_TEXTO PROPORCIONADO_

<<<<

Una de mis  intenciones al jubilarme, de siempre, era hacerme voluntaria para ayudar a los otros.  Dedicar algunas horas de mi tiempo más libre a los que me pudieran necesitar. Incluso estuve mirando qué tipo de voluntariado me podría "interesar". Sí, sé que suena egocéntrico, pero no creo que todo el mundo pueda tener aptitudes para hacer según qué. 

Pero también sé por experiencia que al final una puede con casi todo. Lo comprobé cuando tuve que cuidar de mi madre en el hospital después de una grave intervención de cáncer de estómago. Yo siempre pensaba que me sería difícil limpiar culos de personas mayores. Y pude. Claro está que era mi madre. 

Y con niños en los hospitales? contarles cuentos, jugar con ellos. Estaría bien. Pero viví la leucemia de Aida, la hija de un buen amigo, y su finalmente su marcha. Y me superó. Aún así cuando salía del hospital de estar con ella, de ver aquella preciosa sonrisa en su cara hinchada por la cortisona y su cabeza rapada, me invadían muchas emociones contrapuestas; tristeza, impotencia y rabia, pero también gratitud, sí, yo le estaba agradecida a Aida por aquel positivismo y esas ganas de vivir; y satisfacción por haberle dado un ratito de mi compañía, por haberla hecho reír. Pero fue duro, quizá porqué conocía su final y la conocía desde que nació. 

Quizá con los sin techo, o con los chicos indocumentados, o.... hay tantos que nos necesitan. De momento solo he podido colaborar con el Banco de alimentos y, como siempre con mis aportaciones económicas a algunas ONG's.

Porqué con mi jubilación llegó la pandemia y muchas de estas acciones no se pueden llevar a cabo y otras... otras me son imposible hacerlas. Tengo en casa una persona mayor que me necesita; apenas tiene visión, así que toda mi dedicación es para él. No es voluntariado, es dedicación, es amor, es compromiso. Y aún haciendo todo lo que puedo me siento impotente de verle sufrir.

Mi querido Robert, mi amante amigo, mi viejo profesor de tantas cosas no es el que era. Todos sabíamos que al hacerse mayor, me lleva veinte años, le iría fallando algo del cuerpo o de la mente, pero nunca pensábamos en la vista. Él que dedicó su vida a la microscopía y a la óptica ahora no puede leer, ni escribir que se convirtieron en sus hobbies al jubilarse y esto es lo que lleva peor. También se ha deshecho de sus telescopios que le acompañaban en sus mejores noches mirando el cielo. Y de sus habilidades por hacer inventos, soldar circuitos eléctricos o hacer piezas para su equipo de astronomía. Nada de nada. Y aún así siempre dice que un Ictus sería peor. Y Ahí estoy para intentar animarlo, pero a veces siento que cuanto más se hunde más miedo tengo que me arrastre con él.

>>>>

_Ítems de un conjunto de datos_
<<<<

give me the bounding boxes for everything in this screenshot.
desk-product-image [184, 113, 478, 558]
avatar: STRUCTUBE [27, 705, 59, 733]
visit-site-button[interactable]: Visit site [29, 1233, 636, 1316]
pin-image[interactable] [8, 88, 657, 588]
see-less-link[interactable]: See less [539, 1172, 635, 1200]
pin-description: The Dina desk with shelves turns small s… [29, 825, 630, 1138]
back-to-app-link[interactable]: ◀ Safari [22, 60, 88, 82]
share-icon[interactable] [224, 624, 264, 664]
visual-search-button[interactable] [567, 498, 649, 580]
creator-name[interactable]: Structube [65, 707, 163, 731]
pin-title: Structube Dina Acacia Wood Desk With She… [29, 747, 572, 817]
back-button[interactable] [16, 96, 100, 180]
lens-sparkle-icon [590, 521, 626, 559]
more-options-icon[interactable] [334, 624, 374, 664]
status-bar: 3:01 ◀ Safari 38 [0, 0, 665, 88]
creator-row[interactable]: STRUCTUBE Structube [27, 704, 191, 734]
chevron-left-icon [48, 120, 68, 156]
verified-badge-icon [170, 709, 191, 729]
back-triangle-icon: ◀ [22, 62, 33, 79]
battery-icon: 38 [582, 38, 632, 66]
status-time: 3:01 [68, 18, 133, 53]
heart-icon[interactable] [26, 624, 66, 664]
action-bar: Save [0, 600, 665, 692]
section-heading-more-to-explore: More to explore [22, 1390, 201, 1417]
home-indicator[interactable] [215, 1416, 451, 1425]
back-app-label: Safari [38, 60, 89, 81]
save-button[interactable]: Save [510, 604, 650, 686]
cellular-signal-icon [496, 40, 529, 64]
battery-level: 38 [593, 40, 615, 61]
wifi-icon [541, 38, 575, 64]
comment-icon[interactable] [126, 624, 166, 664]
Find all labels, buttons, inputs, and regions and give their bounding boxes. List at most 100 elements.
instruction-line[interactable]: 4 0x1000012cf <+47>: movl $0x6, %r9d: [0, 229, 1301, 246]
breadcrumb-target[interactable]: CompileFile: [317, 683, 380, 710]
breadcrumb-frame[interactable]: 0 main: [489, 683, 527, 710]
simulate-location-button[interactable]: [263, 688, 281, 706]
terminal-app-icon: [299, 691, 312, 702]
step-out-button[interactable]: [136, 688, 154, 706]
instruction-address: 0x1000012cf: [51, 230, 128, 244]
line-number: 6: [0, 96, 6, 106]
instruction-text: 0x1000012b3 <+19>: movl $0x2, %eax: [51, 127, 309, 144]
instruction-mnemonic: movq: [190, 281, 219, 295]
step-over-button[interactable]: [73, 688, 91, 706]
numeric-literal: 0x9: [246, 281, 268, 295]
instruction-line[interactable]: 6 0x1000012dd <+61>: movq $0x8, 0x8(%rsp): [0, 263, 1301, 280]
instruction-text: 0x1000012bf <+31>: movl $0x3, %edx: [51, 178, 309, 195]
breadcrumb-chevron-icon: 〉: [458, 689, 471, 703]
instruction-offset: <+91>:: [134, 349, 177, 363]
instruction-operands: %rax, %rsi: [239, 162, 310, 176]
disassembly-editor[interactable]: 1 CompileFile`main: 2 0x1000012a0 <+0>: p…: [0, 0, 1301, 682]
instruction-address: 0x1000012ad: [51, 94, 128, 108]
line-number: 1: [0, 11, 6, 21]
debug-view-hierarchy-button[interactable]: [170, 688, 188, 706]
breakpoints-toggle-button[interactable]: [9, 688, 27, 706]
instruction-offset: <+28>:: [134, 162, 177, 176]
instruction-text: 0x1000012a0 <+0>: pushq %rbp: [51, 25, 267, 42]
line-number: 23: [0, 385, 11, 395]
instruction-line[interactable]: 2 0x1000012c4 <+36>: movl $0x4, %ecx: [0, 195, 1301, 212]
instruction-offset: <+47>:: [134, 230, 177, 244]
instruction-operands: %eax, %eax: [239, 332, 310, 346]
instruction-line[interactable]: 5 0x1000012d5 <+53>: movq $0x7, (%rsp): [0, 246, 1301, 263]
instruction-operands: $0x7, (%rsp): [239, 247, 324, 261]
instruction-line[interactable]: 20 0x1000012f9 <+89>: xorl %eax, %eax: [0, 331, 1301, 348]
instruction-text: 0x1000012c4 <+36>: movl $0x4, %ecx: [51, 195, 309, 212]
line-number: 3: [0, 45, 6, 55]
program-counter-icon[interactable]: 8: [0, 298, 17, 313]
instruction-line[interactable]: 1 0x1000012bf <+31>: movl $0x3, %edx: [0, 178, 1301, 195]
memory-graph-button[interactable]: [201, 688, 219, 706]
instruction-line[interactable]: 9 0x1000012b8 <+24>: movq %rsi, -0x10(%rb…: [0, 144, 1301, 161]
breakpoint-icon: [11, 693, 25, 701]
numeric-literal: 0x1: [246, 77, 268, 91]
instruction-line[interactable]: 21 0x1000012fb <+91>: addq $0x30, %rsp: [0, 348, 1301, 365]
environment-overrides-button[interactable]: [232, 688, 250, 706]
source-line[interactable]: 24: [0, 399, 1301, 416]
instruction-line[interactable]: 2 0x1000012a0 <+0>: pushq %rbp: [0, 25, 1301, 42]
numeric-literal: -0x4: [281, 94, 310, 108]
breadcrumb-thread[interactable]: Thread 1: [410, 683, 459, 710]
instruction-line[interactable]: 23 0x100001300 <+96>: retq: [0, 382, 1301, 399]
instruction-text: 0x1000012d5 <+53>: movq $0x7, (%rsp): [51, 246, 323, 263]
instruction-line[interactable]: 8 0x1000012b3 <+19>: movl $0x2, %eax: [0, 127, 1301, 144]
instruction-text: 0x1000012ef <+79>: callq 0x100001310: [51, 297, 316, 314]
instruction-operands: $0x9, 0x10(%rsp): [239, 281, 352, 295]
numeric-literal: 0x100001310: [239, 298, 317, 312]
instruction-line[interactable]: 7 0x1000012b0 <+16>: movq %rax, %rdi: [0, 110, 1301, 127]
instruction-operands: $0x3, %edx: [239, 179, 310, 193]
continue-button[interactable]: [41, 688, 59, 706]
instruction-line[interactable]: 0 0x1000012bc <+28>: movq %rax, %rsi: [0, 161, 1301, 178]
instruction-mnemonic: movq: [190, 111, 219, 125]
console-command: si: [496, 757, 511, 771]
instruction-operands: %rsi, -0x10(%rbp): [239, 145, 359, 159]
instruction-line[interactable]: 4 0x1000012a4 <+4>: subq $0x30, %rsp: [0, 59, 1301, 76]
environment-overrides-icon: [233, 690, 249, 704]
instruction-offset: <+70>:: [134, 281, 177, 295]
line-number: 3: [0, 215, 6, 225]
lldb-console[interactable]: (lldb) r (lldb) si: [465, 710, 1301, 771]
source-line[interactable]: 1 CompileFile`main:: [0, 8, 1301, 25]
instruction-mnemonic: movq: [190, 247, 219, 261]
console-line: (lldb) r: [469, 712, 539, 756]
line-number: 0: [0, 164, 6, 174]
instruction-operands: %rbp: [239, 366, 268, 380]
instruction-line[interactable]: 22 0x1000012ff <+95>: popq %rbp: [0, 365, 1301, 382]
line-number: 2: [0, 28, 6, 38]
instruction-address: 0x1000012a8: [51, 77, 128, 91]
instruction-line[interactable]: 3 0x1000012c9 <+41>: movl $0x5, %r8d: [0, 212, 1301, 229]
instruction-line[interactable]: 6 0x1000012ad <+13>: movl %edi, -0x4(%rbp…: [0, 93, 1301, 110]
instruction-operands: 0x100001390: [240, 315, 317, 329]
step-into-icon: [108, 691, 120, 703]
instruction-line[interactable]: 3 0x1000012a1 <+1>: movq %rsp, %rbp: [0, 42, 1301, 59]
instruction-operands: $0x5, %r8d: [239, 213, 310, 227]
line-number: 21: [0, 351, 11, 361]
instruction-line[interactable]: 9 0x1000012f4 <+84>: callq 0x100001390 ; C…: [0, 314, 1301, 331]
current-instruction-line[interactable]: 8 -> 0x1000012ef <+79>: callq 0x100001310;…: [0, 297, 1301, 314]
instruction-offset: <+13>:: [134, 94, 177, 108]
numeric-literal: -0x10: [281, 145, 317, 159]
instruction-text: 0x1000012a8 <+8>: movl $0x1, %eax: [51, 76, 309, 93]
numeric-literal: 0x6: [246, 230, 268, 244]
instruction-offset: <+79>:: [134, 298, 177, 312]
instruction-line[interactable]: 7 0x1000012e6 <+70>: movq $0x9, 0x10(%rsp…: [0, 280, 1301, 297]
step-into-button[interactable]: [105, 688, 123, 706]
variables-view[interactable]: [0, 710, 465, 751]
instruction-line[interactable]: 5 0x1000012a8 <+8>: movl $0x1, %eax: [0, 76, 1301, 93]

>>>>

_TAREAS Y EJERCICIOS_
[A] Copia el fragmento del texto sobre el voluntariado que empieza en las palabras "Quizá con los" y termina tras "de verle sufrir.", sustituyendo "pandemia" por "crisis sanitaria".
[B] Enumera las emociones contrapuestas que, según el texto sobre el voluntariado, invadían a quien narra al salir del hospital después de estar con Aida.
[C] Escribe lo que sigue al texto sobre el voluntariado a partir de su última frase.

_LISTA DE RESPUESTAS_
[A]
Quizá con los sin techo, o con los chicos indocumentados, o.... hay tantos que nos necesitan. De momento solo he podido colaborar con el Banco de alimentos y, como siempre con mis aportaciones económicas a algunas ONG's.

Porqué con mi jubilación llegó la crisis sanitaria y muchas de estas acciones no se pueden llevar a cabo y otras... otras me son imposible hacerlas. Tengo en casa una persona mayor que me necesita; apenas tiene visión, así que toda mi dedicación es para él. No es voluntariado, es dedicación, es amor, es compromiso. Y aún haciendo todo lo que puedo me siento impotente de verle sufrir.

[B] Tristeza, impotencia, rabia, gratitud y satisfacción.

[C]
Ahora juntos y del brazo caminamos por la ciudad con cuidado al bajar y subir bordillos. Y cuando hace bueno y nos dejan las autoridades, salimos con el coche a disfrutar del aire libre. Pero lo que más hacemos son visitas médicas. He aquí mi dedicación a los demás. Porqué mi madre aún a sus 92 años no me necesita tanto. Es un alivio, para las dos, para todos.


Y el miedo. El miedo llega cuando no me encuentro bien; cuando veo publicados en mi web médica unos análisis con muchas alteraciones que no sé descifrar; cuando al mirar esas variables por internet (sí, sé que no debería) saltan a la vista palabras y posibles diagnósticos que no quieres ver ni explicar a nadie. Y te corroen en las noches y disimulas en el día. Y al pedir visita con el médico te dicen que hay mucha espera. Debe ser que ocupan más tiempo en las consultas telefónicas que en las antiguas presenciales. E intentas olvidarlo.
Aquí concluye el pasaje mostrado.